What you will do: Your task is to output the listing word for word, with pictures excluded.

Data supplied:
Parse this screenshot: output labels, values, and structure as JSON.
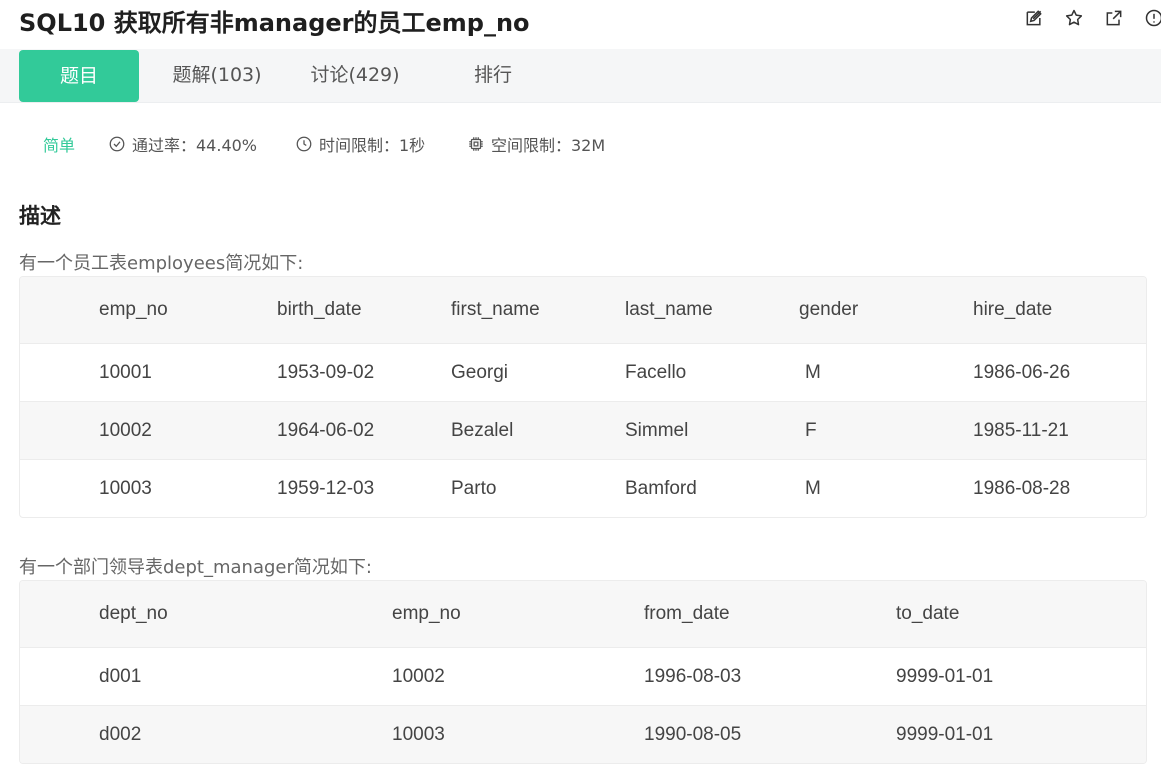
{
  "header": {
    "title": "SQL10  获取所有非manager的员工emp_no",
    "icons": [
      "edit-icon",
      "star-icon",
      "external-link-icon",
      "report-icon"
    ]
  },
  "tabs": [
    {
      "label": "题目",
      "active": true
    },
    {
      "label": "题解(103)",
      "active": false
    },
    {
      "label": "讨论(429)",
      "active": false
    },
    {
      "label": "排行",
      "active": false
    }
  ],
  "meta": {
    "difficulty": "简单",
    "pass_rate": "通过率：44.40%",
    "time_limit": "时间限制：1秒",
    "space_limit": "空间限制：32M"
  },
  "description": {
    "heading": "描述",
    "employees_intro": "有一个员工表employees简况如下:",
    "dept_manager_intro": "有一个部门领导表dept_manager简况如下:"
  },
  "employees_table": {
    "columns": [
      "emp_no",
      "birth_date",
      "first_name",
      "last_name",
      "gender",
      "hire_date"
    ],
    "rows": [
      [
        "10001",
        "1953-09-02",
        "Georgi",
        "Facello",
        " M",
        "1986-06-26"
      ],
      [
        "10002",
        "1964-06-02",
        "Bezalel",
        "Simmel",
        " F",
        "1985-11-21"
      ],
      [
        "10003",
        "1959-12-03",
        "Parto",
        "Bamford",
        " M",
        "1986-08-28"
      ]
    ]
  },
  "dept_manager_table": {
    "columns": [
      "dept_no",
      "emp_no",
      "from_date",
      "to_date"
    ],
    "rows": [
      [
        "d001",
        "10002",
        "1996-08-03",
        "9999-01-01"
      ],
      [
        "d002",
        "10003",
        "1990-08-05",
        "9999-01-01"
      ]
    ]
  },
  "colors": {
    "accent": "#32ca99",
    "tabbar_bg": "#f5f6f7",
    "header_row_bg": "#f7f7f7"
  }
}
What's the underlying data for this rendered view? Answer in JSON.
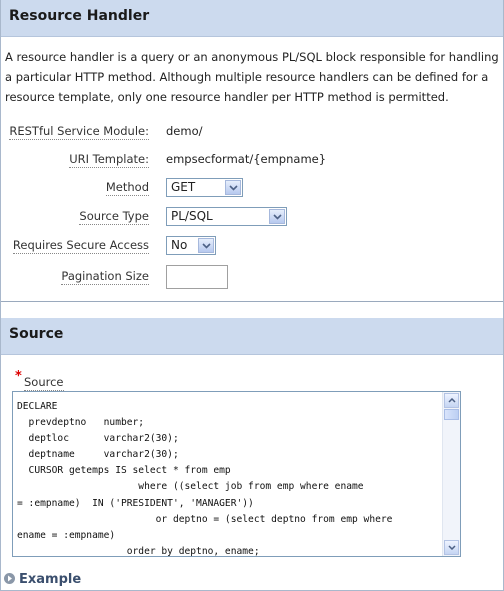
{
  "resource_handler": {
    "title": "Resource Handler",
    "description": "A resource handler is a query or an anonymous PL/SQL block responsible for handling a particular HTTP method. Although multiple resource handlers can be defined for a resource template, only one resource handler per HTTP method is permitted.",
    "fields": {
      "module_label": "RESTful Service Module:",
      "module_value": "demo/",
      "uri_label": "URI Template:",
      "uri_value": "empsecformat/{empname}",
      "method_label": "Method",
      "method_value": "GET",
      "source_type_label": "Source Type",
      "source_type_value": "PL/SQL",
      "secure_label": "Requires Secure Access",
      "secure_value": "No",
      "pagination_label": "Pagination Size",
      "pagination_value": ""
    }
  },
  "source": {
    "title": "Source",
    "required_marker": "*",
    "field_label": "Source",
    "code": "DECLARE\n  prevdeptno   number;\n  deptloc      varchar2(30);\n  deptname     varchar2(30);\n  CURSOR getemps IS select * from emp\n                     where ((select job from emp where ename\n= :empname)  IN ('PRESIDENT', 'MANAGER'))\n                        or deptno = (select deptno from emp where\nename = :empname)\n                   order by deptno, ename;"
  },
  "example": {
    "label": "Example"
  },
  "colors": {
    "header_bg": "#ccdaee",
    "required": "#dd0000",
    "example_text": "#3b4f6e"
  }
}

Worked solution:
Parse this screenshot: output labels, values, and structure as JSON.
{
  "header": {
    "title": "SQL10  获取所有非manager的员工emp_no",
    "icons": [
      "edit-icon",
      "star-icon",
      "external-link-icon",
      "report-icon"
    ]
  },
  "tabs": [
    {
      "label": "题目",
      "active": true
    },
    {
      "label": "题解(103)",
      "active": false
    },
    {
      "label": "讨论(429)",
      "active": false
    },
    {
      "label": "排行",
      "active": false
    }
  ],
  "meta": {
    "difficulty": "简单",
    "pass_rate": "通过率：44.40%",
    "time_limit": "时间限制：1秒",
    "space_limit": "空间限制：32M"
  },
  "description": {
    "heading": "描述",
    "employees_intro": "有一个员工表employees简况如下:",
    "dept_manager_intro": "有一个部门领导表dept_manager简况如下:"
  },
  "employees_table": {
    "columns": [
      "emp_no",
      "birth_date",
      "first_name",
      "last_name",
      "gender",
      "hire_date"
    ],
    "rows": [
      [
        "10001",
        "1953-09-02",
        "Georgi",
        "Facello",
        " M",
        "1986-06-26"
      ],
      [
        "10002",
        "1964-06-02",
        "Bezalel",
        "Simmel",
        " F",
        "1985-11-21"
      ],
      [
        "10003",
        "1959-12-03",
        "Parto",
        "Bamford",
        " M",
        "1986-08-28"
      ]
    ]
  },
  "dept_manager_table": {
    "columns": [
      "dept_no",
      "emp_no",
      "from_date",
      "to_date"
    ],
    "rows": [
      [
        "d001",
        "10002",
        "1996-08-03",
        "9999-01-01"
      ],
      [
        "d002",
        "10003",
        "1990-08-05",
        "9999-01-01"
      ]
    ]
  },
  "colors": {
    "accent": "#32ca99",
    "tabbar_bg": "#f5f6f7",
    "header_row_bg": "#f7f7f7"
  }
}
What's the underlying data for this rendered view? Answer in JSON.
{
  "resource_handler": {
    "title": "Resource Handler",
    "description": "A resource handler is a query or an anonymous PL/SQL block responsible for handling a particular HTTP method. Although multiple resource handlers can be defined for a resource template, only one resource handler per HTTP method is permitted.",
    "fields": {
      "module_label": "RESTful Service Module:",
      "module_value": "demo/",
      "uri_label": "URI Template:",
      "uri_value": "empsecformat/{empname}",
      "method_label": "Method",
      "method_value": "GET",
      "source_type_label": "Source Type",
      "source_type_value": "PL/SQL",
      "secure_label": "Requires Secure Access",
      "secure_value": "No",
      "pagination_label": "Pagination Size",
      "pagination_value": ""
    }
  },
  "source": {
    "title": "Source",
    "required_marker": "*",
    "field_label": "Source",
    "code": "DECLARE\n  prevdeptno   number;\n  deptloc      varchar2(30);\n  deptname     varchar2(30);\n  CURSOR getemps IS select * from emp\n                     where ((select job from emp where ename\n= :empname)  IN ('PRESIDENT', 'MANAGER'))\n                        or deptno = (select deptno from emp where\nename = :empname)\n                   order by deptno, ename;"
  },
  "example": {
    "label": "Example"
  },
  "colors": {
    "header_bg": "#ccdaee",
    "required": "#dd0000",
    "example_text": "#3b4f6e"
  }
}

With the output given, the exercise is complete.